Stored entries
-- start --

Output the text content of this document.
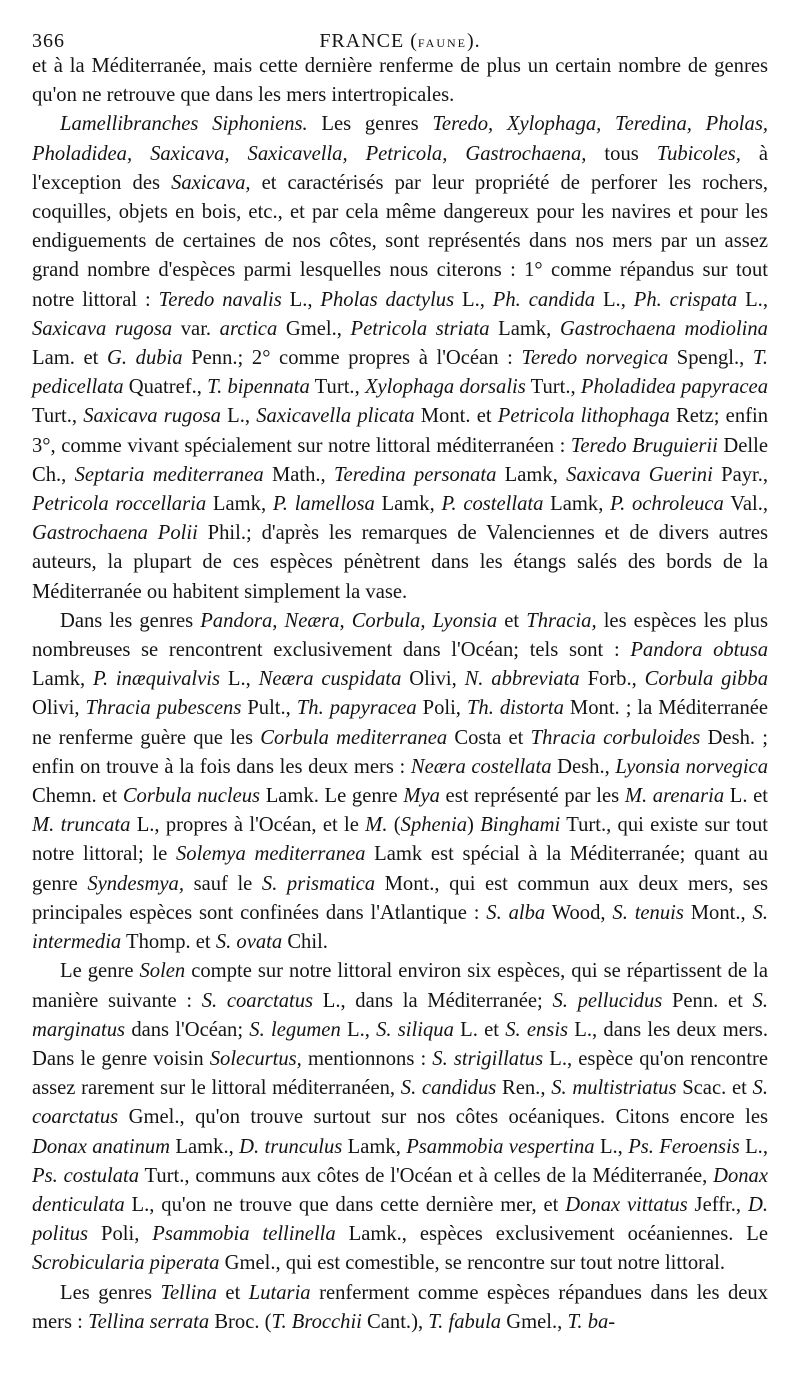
366	FRANCE (FAUNE).

et à la Méditerranée, mais cette dernière renferme de plus un certain nombre de genres qu'on ne retrouve que dans les mers intertropicales.

Lamellibranches Siphoniens. Les genres Teredo, Xylophaga, Teredina, Pholas, Pholadidea, Saxicava, Saxicavella, Petricola, Gastrochaena, tous Tubicoles, à l'exception des Saxicava, et caractérisés par leur propriété de perforer les rochers, coquilles, objets en bois, etc., et par cela même dangereux pour les navires et pour les endiguements de certaines de nos côtes, sont représentés dans nos mers par un assez grand nombre d'espèces parmi lesquelles nous citerons : 1° comme répandus sur tout notre littoral : Teredo navalis L., Pholas dactylus L., Ph. candida L., Ph. crispata L., Saxicava rugosa var. arctica Gmel., Petricola striata Lamk, Gastrochaena modiolina Lam. et G. dubia Penn.; 2° comme propres à l'Océan : Teredo norvegica Spengl., T. pedicellata Quatref., T. bipennata Turt., Xylophaga dorsalis Turt., Pholadidea papyracea Turt., Saxicava rugosa L., Saxicavella plicata Mont. et Petricola lithophaga Retz; enfin 3°, comme vivant spécialement sur notre littoral méditerranéen : Teredo Bruguierii Delle Ch., Septaria mediterranea Math., Teredina personata Lamk, Saxicava Guerini Payr., Petricola roccellaria Lamk, P. lamellosa Lamk, P. costellata Lamk, P. ochroleuca Val., Gastrochaena Polii Phil.; d'après les remarques de Valenciennes et de divers autres auteurs, la plupart de ces espèces pénètrent dans les étangs salés des bords de la Méditerranée ou habitent simplement la vase.

Dans les genres Pandora, Neæra, Corbula, Lyonsia et Thracia, les espèces les plus nombreuses se rencontrent exclusivement dans l'Océan; tels sont : Pandora obtusa Lamk, P. inæquivalvis L., Neæra cuspidata Olivi, N. abbreviata Forb., Corbula gibba Olivi, Thracia pubescens Pult., Th. papyracea Poli, Th. distorta Mont. ; la Méditerranée ne renferme guère que les Corbula mediterranea Costa et Thracia corbuloides Desh. ; enfin on trouve à la fois dans les deux mers : Neæra costellata Desh., Lyonsia norvegica Chemn. et Corbula nucleus Lamk. Le genre Mya est représenté par les M. arenaria L. et M. truncata L., propres à l'Océan, et le M. (Sphenia) Binghami Turt., qui existe sur tout notre littoral; le Solemya mediterranea Lamk est spécial à la Méditerranée; quant au genre Syndesmya, sauf le S. prismatica Mont., qui est commun aux deux mers, ses principales espèces sont confinées dans l'Atlantique : S. alba Wood, S. tenuis Mont., S. intermedia Thomp. et S. ovata Chil.

Le genre Solen compte sur notre littoral environ six espèces, qui se répartissent de la manière suivante : S. coarctatus L., dans la Méditerranée; S. pellucidus Penn. et S. marginatus dans l'Océan; S. legumen L., S. siliqua L. et S. ensis L., dans les deux mers. Dans le genre voisin Solecurtus, mentionnons : S. strigillatus L., espèce qu'on rencontre assez rarement sur le littoral méditerranéen, S. candidus Ren., S. multistriatus Scac. et S. coarctatus Gmel., qu'on trouve surtout sur nos côtes océaniques. Citons encore les Donax anatinum Lamk., D. trunculus Lamk, Psammobia vespertina L., Ps. Feroensis L., Ps. costulata Turt., communs aux côtes de l'Océan et à celles de la Méditerranée, Donax denticulata L., qu'on ne trouve que dans cette dernière mer, et Donax vittatus Jeffr., D. politus Poli, Psammobia tellinella Lamk., espèces exclusivement océaniennes. Le Scrobicularia piperata Gmel., qui est comestible, se rencontre sur tout notre littoral.

Les genres Tellina et Lutaria renferment comme espèces répandues dans les deux mers : Tellina serrata Broc. (T. Brocchii Cant.), T. fabula Gmel., T. ba-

-- end --

Make an exact copy of the data above, pictures excluded.

## RESULT OF THIS TASK
Output the text content of this document.
366	FRANCE (FAUNE).

et à la Méditerranée, mais cette dernière renferme de plus un certain nombre de genres qu'on ne retrouve que dans les mers intertropicales.

Lamellibranches Siphoniens. Les genres Teredo, Xylophaga, Teredina, Pholas, Pholadidea, Saxicava, Saxicavella, Petricola, Gastrochaena, tous Tubicoles, à l'exception des Saxicava, et caractérisés par leur propriété de perforer les rochers, coquilles, objets en bois, etc., et par cela même dangereux pour les navires et pour les endiguements de certaines de nos côtes, sont représentés dans nos mers par un assez grand nombre d'espèces parmi lesquelles nous citerons : 1° comme répandus sur tout notre littoral : Teredo navalis L., Pholas dactylus L., Ph. candida L., Ph. crispata L., Saxicava rugosa var. arctica Gmel., Petricola striata Lamk, Gastrochaena modiolina Lam. et G. dubia Penn.; 2° comme propres à l'Océan : Teredo norvegica Spengl., T. pedicellata Quatref., T. bipennata Turt., Xylophaga dorsalis Turt., Pholadidea papyracea Turt., Saxicava rugosa L., Saxicavella plicata Mont. et Petricola lithophaga Retz; enfin 3°, comme vivant spécialement sur notre littoral méditerranéen : Teredo Bruguierii Delle Ch., Septaria mediterranea Math., Teredina personata Lamk, Saxicava Guerini Payr., Petricola roccellaria Lamk, P. lamellosa Lamk, P. costellata Lamk, P. ochroleuca Val., Gastrochaena Polii Phil.; d'après les remarques de Valenciennes et de divers autres auteurs, la plupart de ces espèces pénètrent dans les étangs salés des bords de la Méditerranée ou habitent simplement la vase.

Dans les genres Pandora, Neæra, Corbula, Lyonsia et Thracia, les espèces les plus nombreuses se rencontrent exclusivement dans l'Océan; tels sont : Pandora obtusa Lamk, P. inæquivalvis L., Neæra cuspidata Olivi, N. abbreviata Forb., Corbula gibba Olivi, Thracia pubescens Pult., Th. papyracea Poli, Th. distorta Mont. ; la Méditerranée ne renferme guère que les Corbula mediterranea Costa et Thracia corbuloides Desh. ; enfin on trouve à la fois dans les deux mers : Neæra costellata Desh., Lyonsia norvegica Chemn. et Corbula nucleus Lamk. Le genre Mya est représenté par les M. arenaria L. et M. truncata L., propres à l'Océan, et le M. (Sphenia) Binghami Turt., qui existe sur tout notre littoral; le Solemya mediterranea Lamk est spécial à la Méditerranée; quant au genre Syndesmya, sauf le S. prismatica Mont., qui est commun aux deux mers, ses principales espèces sont confinées dans l'Atlantique : S. alba Wood, S. tenuis Mont., S. intermedia Thomp. et S. ovata Chil.

Le genre Solen compte sur notre littoral environ six espèces, qui se répartissent de la manière suivante : S. coarctatus L., dans la Méditerranée; S. pellucidus Penn. et S. marginatus dans l'Océan; S. legumen L., S. siliqua L. et S. ensis L., dans les deux mers. Dans le genre voisin Solecurtus, mentionnons : S. strigillatus L., espèce qu'on rencontre assez rarement sur le littoral méditerranéen, S. candidus Ren., S. multistriatus Scac. et S. coarctatus Gmel., qu'on trouve surtout sur nos côtes océaniques. Citons encore les Donax anatinum Lamk., D. trunculus Lamk, Psammobia vespertina L., Ps. Feroensis L., Ps. costulata Turt., communs aux côtes de l'Océan et à celles de la Méditerranée, Donax denticulata L., qu'on ne trouve que dans cette dernière mer, et Donax vittatus Jeffr., D. politus Poli, Psammobia tellinella Lamk., espèces exclusivement océaniennes. Le Scrobicularia piperata Gmel., qui est comestible, se rencontre sur tout notre littoral.

Les genres Tellina et Lutaria renferment comme espèces répandues dans les deux mers : Tellina serrata Broc. (T. Brocchii Cant.), T. fabula Gmel., T. ba-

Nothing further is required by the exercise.